(Extracted records)

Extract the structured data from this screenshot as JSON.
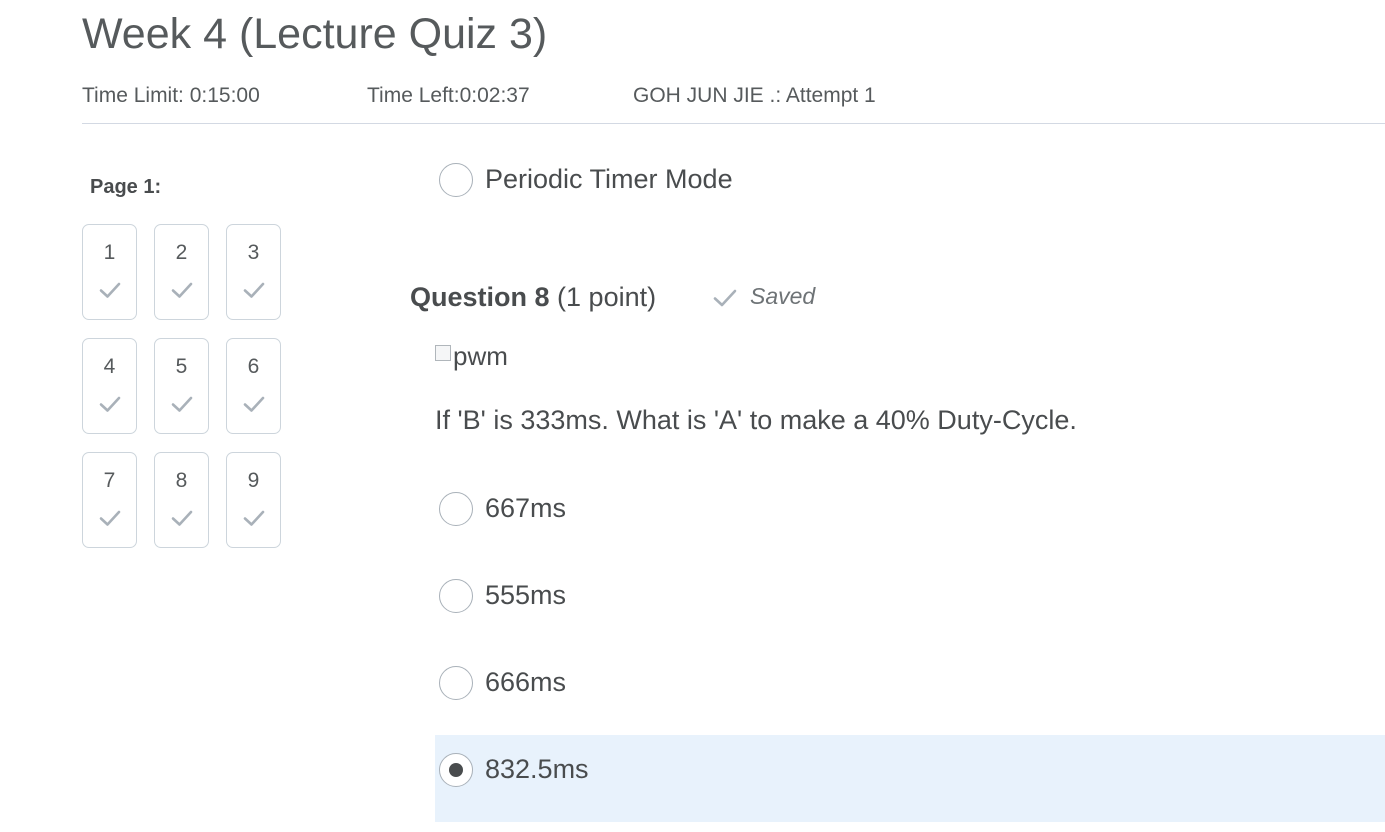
{
  "quiz": {
    "title": "Week 4 (Lecture Quiz 3)",
    "time_limit": "Time Limit: 0:15:00",
    "time_left": "Time Left:0:02:37",
    "attempt": "GOH JUN JIE .: Attempt 1"
  },
  "sidebar": {
    "page_label": "Page 1:",
    "questions": [
      {
        "number": "1",
        "answered": true
      },
      {
        "number": "2",
        "answered": true
      },
      {
        "number": "3",
        "answered": true
      },
      {
        "number": "4",
        "answered": true
      },
      {
        "number": "5",
        "answered": true
      },
      {
        "number": "6",
        "answered": true
      },
      {
        "number": "7",
        "answered": true
      },
      {
        "number": "8",
        "answered": true
      },
      {
        "number": "9",
        "answered": true
      }
    ]
  },
  "previous_question": {
    "last_option": "Periodic Timer Mode"
  },
  "question": {
    "title": "Question 8",
    "points": "(1 point)",
    "status": "Saved",
    "image_alt": "pwm",
    "text": "If 'B' is 333ms. What is 'A' to make a 40% Duty-Cycle.",
    "options": [
      {
        "label": "667ms",
        "selected": false
      },
      {
        "label": "555ms",
        "selected": false
      },
      {
        "label": "666ms",
        "selected": false
      },
      {
        "label": "832.5ms",
        "selected": true
      }
    ]
  },
  "colors": {
    "check": "#a9b1b9",
    "selected_background": "#e8f2fc",
    "text": "#494c4e"
  },
  "icons": {
    "tile_check": "checkmark-icon",
    "saved": "checkmark-icon",
    "broken_image": "broken-image-icon"
  }
}
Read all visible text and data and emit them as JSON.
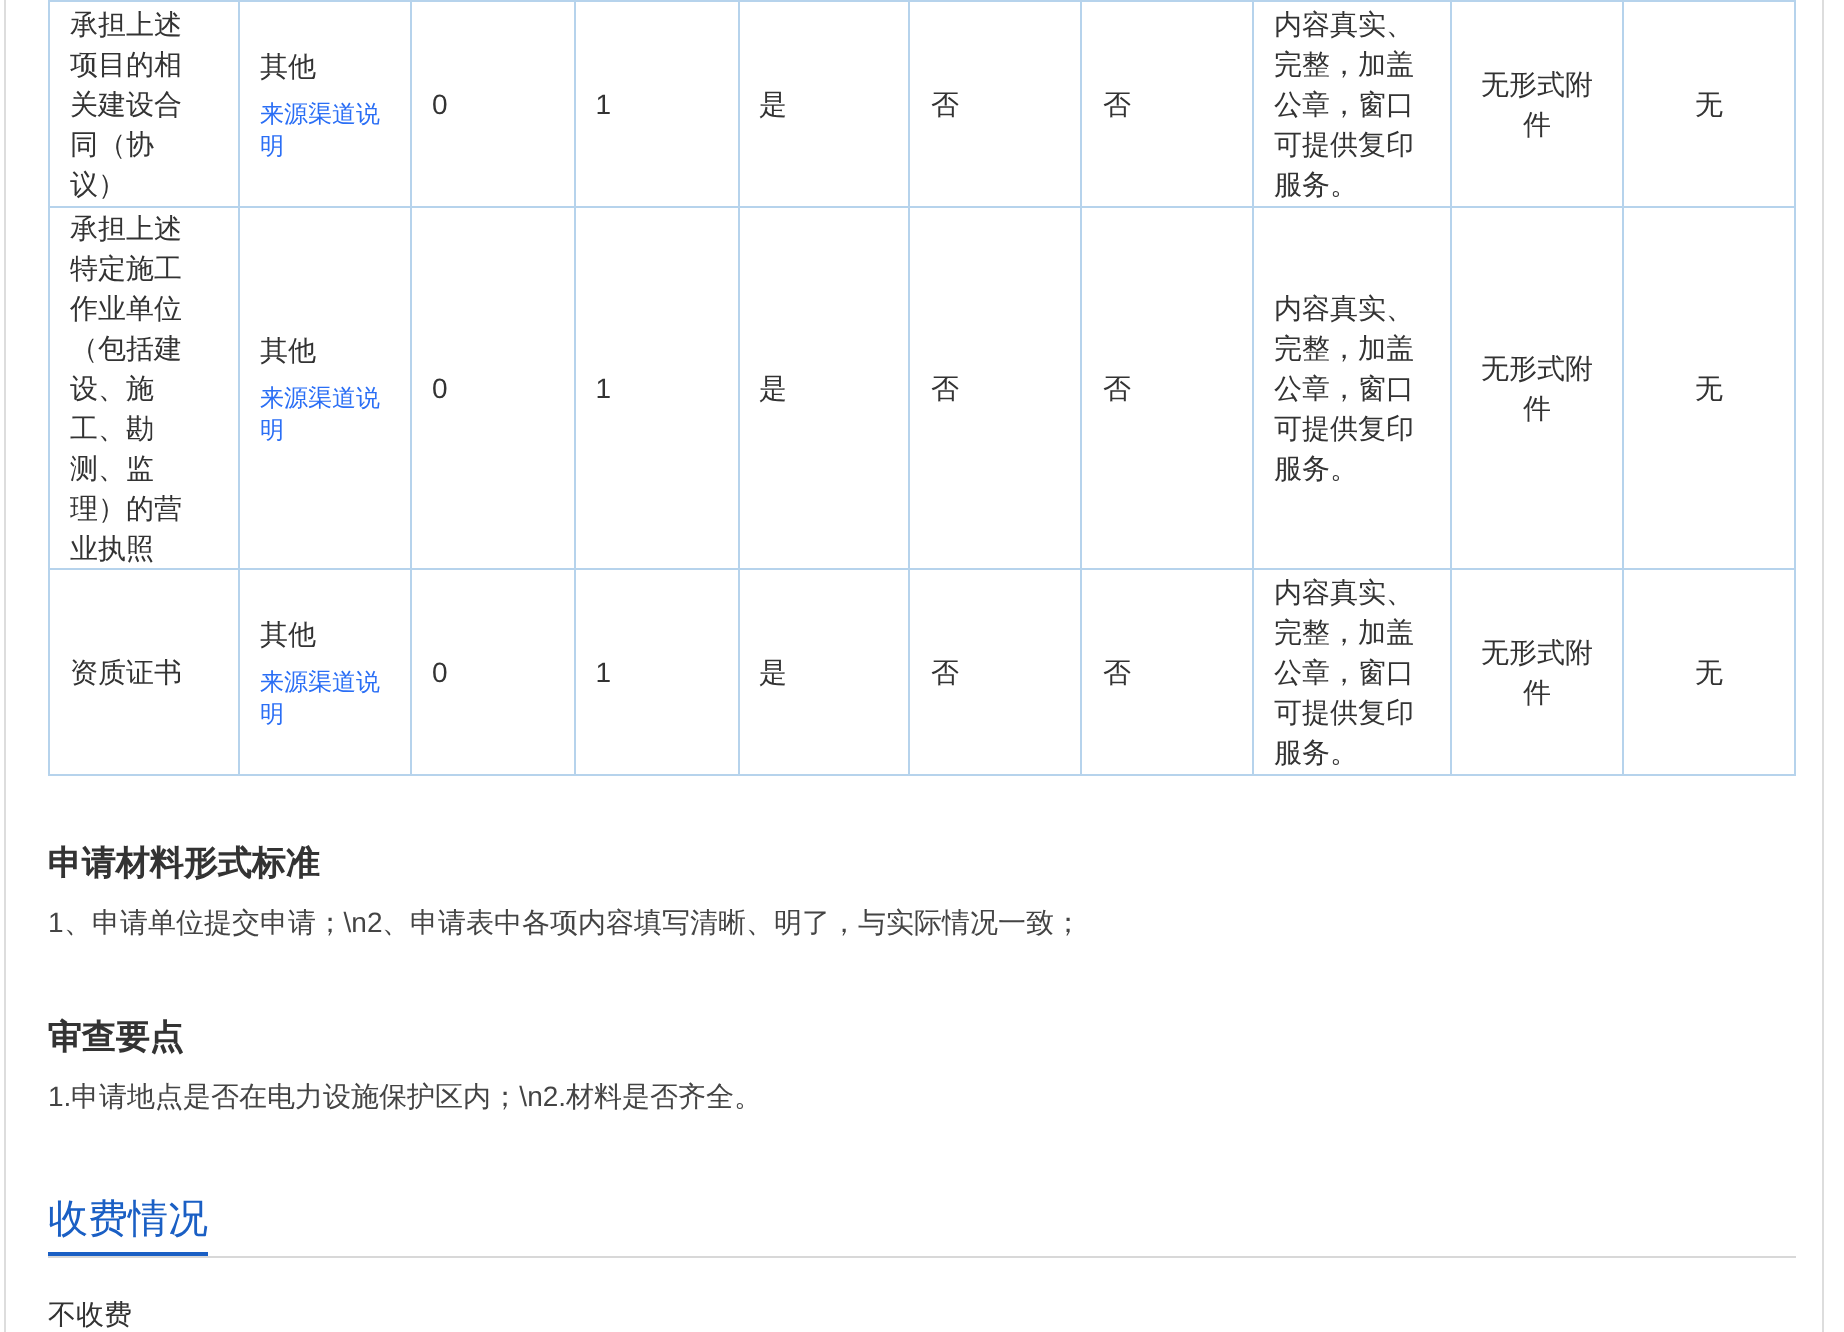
{
  "table": {
    "rows": [
      {
        "cells": [
          "承担上述项目的相关建设合同（协议）",
          "其他",
          "0",
          "1",
          "是",
          "否",
          "否",
          "内容真实、完整，加盖公章，窗口可提供复印服务。",
          "无形式附件",
          "无"
        ],
        "link": "来源渠道说明"
      },
      {
        "cells": [
          "承担上述特定施工作业单位（包括建设、施工、勘测、监理）的营业执照",
          "其他",
          "0",
          "1",
          "是",
          "否",
          "否",
          "内容真实、完整，加盖公章，窗口可提供复印服务。",
          "无形式附件",
          "无"
        ],
        "link": "来源渠道说明"
      },
      {
        "cells": [
          "资质证书",
          "其他",
          "0",
          "1",
          "是",
          "否",
          "否",
          "内容真实、完整，加盖公章，窗口可提供复印服务。",
          "无形式附件",
          "无"
        ],
        "link": "来源渠道说明"
      }
    ]
  },
  "sections": [
    {
      "title": "申请材料形式标准",
      "text": "1、申请单位提交申请；\\n2、申请表中各项内容填写清晰、明了，与实际情况一致；"
    },
    {
      "title": "审查要点",
      "text": "1.申请地点是否在电力设施保护区内；\\n2.材料是否齐全。"
    }
  ],
  "fee": {
    "tab": "收费情况",
    "selected": true,
    "text": "不收费"
  }
}
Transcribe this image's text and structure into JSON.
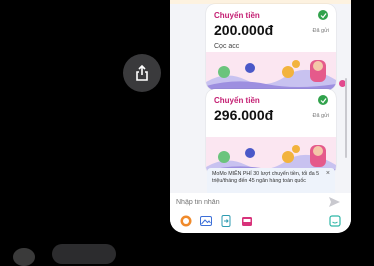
{
  "cards": [
    {
      "title": "Chuyển tiền",
      "amount": "200.000đ",
      "note": "Cọc acc",
      "status": "Đã gửi"
    },
    {
      "title": "Chuyển tiền",
      "amount": "296.000đ",
      "note": "",
      "status": "Đã gửi"
    }
  ],
  "notice": {
    "text": "MoMo MIỄN PHÍ 30 lượt chuyển tiền, tối đa 5 triệu/tháng đến 45 ngân hàng toàn quốc",
    "close": "×"
  },
  "composer": {
    "placeholder": "Nhập tin nhắn"
  },
  "icons": {
    "share": "share-icon",
    "send": "send-icon",
    "toolbar": [
      "money-icon",
      "image-icon",
      "transfer-icon",
      "gift-icon",
      "sticker-icon"
    ]
  },
  "colors": {
    "accent": "#c41e72",
    "check": "#31a24c",
    "background": "#000000"
  }
}
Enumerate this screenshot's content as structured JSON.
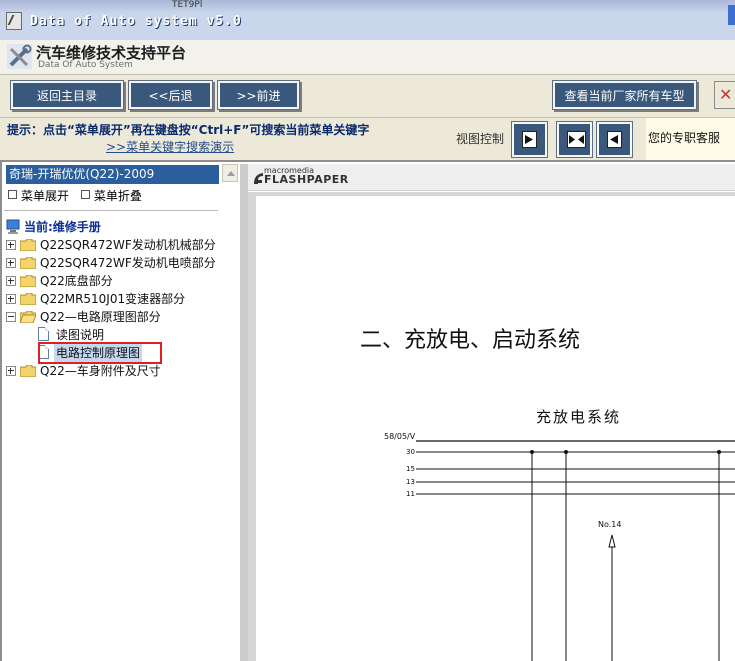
{
  "window": {
    "title": "Data of Auto system v5.0",
    "tab_peek": "TET9Pl"
  },
  "header": {
    "brand_cn": "汽车维修技术支持平台",
    "brand_en": "Data Of Auto System"
  },
  "nav": {
    "home": "返回主目录",
    "back": "<<后退",
    "forward": ">>前进",
    "all_models": "查看当前厂家所有车型"
  },
  "hint": {
    "line1": "提示：点击“菜单展开”再在键盘按“Ctrl+F”可搜索当前菜单关键字",
    "line2": ">>菜单关键字搜索演示",
    "view_control": "视图控制",
    "support": "您的专职客服"
  },
  "sidebar": {
    "vehicle": "奇瑞-开瑞优优(Q22)-2009",
    "expand": "菜单展开",
    "collapse": "菜单折叠",
    "current": "当前:维修手册",
    "tree": [
      {
        "label": "Q22SQR472WF发动机机械部分",
        "expanded": false
      },
      {
        "label": "Q22SQR472WF发动机电喷部分",
        "expanded": false
      },
      {
        "label": "Q22底盘部分",
        "expanded": false
      },
      {
        "label": "Q22MR510J01变速器部分",
        "expanded": false
      },
      {
        "label": "Q22—电路原理图部分",
        "expanded": true,
        "children": [
          {
            "label": "读图说明"
          },
          {
            "label": "电路控制原理图",
            "selected": true
          }
        ]
      },
      {
        "label": "Q22—车身附件及尺寸",
        "expanded": false
      }
    ]
  },
  "viewer": {
    "logo_top": "macromedia",
    "logo_bottom": "FLASHPAPER",
    "doc_title": "二、充放电、启动系统",
    "doc_subtitle": "充放电系统",
    "bus_labels": [
      "58/05/V",
      "30",
      "15",
      "13",
      "11"
    ],
    "node_label": "No.14"
  },
  "colors": {
    "button_bg": "#3a587c",
    "vehicle_bar": "#2a5e9c",
    "highlight": "#e02020"
  }
}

• **TASK DESCRIPTION**
Using the material above, return every line exactly as it appears, minus the pictures.

• **EXPECTED ANSWER**
Extract the structured data from this screenshot as JSON.
{
  "quiz": {
    "title": "Week 4 (Lecture Quiz 3)",
    "time_limit": "Time Limit: 0:15:00",
    "time_left": "Time Left:0:02:37",
    "attempt": "GOH JUN JIE .: Attempt 1"
  },
  "sidebar": {
    "page_label": "Page 1:",
    "questions": [
      {
        "number": "1",
        "answered": true
      },
      {
        "number": "2",
        "answered": true
      },
      {
        "number": "3",
        "answered": true
      },
      {
        "number": "4",
        "answered": true
      },
      {
        "number": "5",
        "answered": true
      },
      {
        "number": "6",
        "answered": true
      },
      {
        "number": "7",
        "answered": true
      },
      {
        "number": "8",
        "answered": true
      },
      {
        "number": "9",
        "answered": true
      }
    ]
  },
  "previous_question": {
    "last_option": "Periodic Timer Mode"
  },
  "question": {
    "title": "Question 8",
    "points": "(1 point)",
    "status": "Saved",
    "image_alt": "pwm",
    "text": "If 'B' is 333ms. What is 'A' to make a 40% Duty-Cycle.",
    "options": [
      {
        "label": "667ms",
        "selected": false
      },
      {
        "label": "555ms",
        "selected": false
      },
      {
        "label": "666ms",
        "selected": false
      },
      {
        "label": "832.5ms",
        "selected": true
      }
    ]
  },
  "colors": {
    "check": "#a9b1b9",
    "selected_background": "#e8f2fc",
    "text": "#494c4e"
  },
  "icons": {
    "tile_check": "checkmark-icon",
    "saved": "checkmark-icon",
    "broken_image": "broken-image-icon"
  }
}
Read all visible text and data and emit them as JSON.
{
  "table": {
    "rows": [
      {
        "cells": [
          "承担上述项目的相关建设合同（协议）",
          "其他",
          "0",
          "1",
          "是",
          "否",
          "否",
          "内容真实、完整，加盖公章，窗口可提供复印服务。",
          "无形式附件",
          "无"
        ],
        "link": "来源渠道说明"
      },
      {
        "cells": [
          "承担上述特定施工作业单位（包括建设、施工、勘测、监理）的营业执照",
          "其他",
          "0",
          "1",
          "是",
          "否",
          "否",
          "内容真实、完整，加盖公章，窗口可提供复印服务。",
          "无形式附件",
          "无"
        ],
        "link": "来源渠道说明"
      },
      {
        "cells": [
          "资质证书",
          "其他",
          "0",
          "1",
          "是",
          "否",
          "否",
          "内容真实、完整，加盖公章，窗口可提供复印服务。",
          "无形式附件",
          "无"
        ],
        "link": "来源渠道说明"
      }
    ]
  },
  "sections": [
    {
      "title": "申请材料形式标准",
      "text": "1、申请单位提交申请；\\n2、申请表中各项内容填写清晰、明了，与实际情况一致；"
    },
    {
      "title": "审查要点",
      "text": "1.申请地点是否在电力设施保护区内；\\n2.材料是否齐全。"
    }
  ],
  "fee": {
    "tab": "收费情况",
    "selected": true,
    "text": "不收费"
  }
}
Transcribe this image's text and structure into JSON.
{
  "cards": [
    {
      "title": "Chuyển tiền",
      "amount": "200.000đ",
      "note": "Cọc acc",
      "status": "Đã gửi"
    },
    {
      "title": "Chuyển tiền",
      "amount": "296.000đ",
      "note": "",
      "status": "Đã gửi"
    }
  ],
  "notice": {
    "text": "MoMo MIỄN PHÍ 30 lượt chuyển tiền, tối đa 5 triệu/tháng đến 45 ngân hàng toàn quốc",
    "close": "×"
  },
  "composer": {
    "placeholder": "Nhập tin nhắn"
  },
  "icons": {
    "share": "share-icon",
    "send": "send-icon",
    "toolbar": [
      "money-icon",
      "image-icon",
      "transfer-icon",
      "gift-icon",
      "sticker-icon"
    ]
  },
  "colors": {
    "accent": "#c41e72",
    "check": "#31a24c",
    "background": "#000000"
  }
}
Enumerate this screenshot's content as structured JSON.
{
  "window": {
    "title": "Data of Auto system v5.0",
    "tab_peek": "TET9Pl"
  },
  "header": {
    "brand_cn": "汽车维修技术支持平台",
    "brand_en": "Data Of Auto System"
  },
  "nav": {
    "home": "返回主目录",
    "back": "<<后退",
    "forward": ">>前进",
    "all_models": "查看当前厂家所有车型"
  },
  "hint": {
    "line1": "提示：点击“菜单展开”再在键盘按“Ctrl+F”可搜索当前菜单关键字",
    "line2": ">>菜单关键字搜索演示",
    "view_control": "视图控制",
    "support": "您的专职客服"
  },
  "sidebar": {
    "vehicle": "奇瑞-开瑞优优(Q22)-2009",
    "expand": "菜单展开",
    "collapse": "菜单折叠",
    "current": "当前:维修手册",
    "tree": [
      {
        "label": "Q22SQR472WF发动机机械部分",
        "expanded": false
      },
      {
        "label": "Q22SQR472WF发动机电喷部分",
        "expanded": false
      },
      {
        "label": "Q22底盘部分",
        "expanded": false
      },
      {
        "label": "Q22MR510J01变速器部分",
        "expanded": false
      },
      {
        "label": "Q22—电路原理图部分",
        "expanded": true,
        "children": [
          {
            "label": "读图说明"
          },
          {
            "label": "电路控制原理图",
            "selected": true
          }
        ]
      },
      {
        "label": "Q22—车身附件及尺寸",
        "expanded": false
      }
    ]
  },
  "viewer": {
    "logo_top": "macromedia",
    "logo_bottom": "FLASHPAPER",
    "doc_title": "二、充放电、启动系统",
    "doc_subtitle": "充放电系统",
    "bus_labels": [
      "58/05/V",
      "30",
      "15",
      "13",
      "11"
    ],
    "node_label": "No.14"
  },
  "colors": {
    "button_bg": "#3a587c",
    "vehicle_bar": "#2a5e9c",
    "highlight": "#e02020"
  }
}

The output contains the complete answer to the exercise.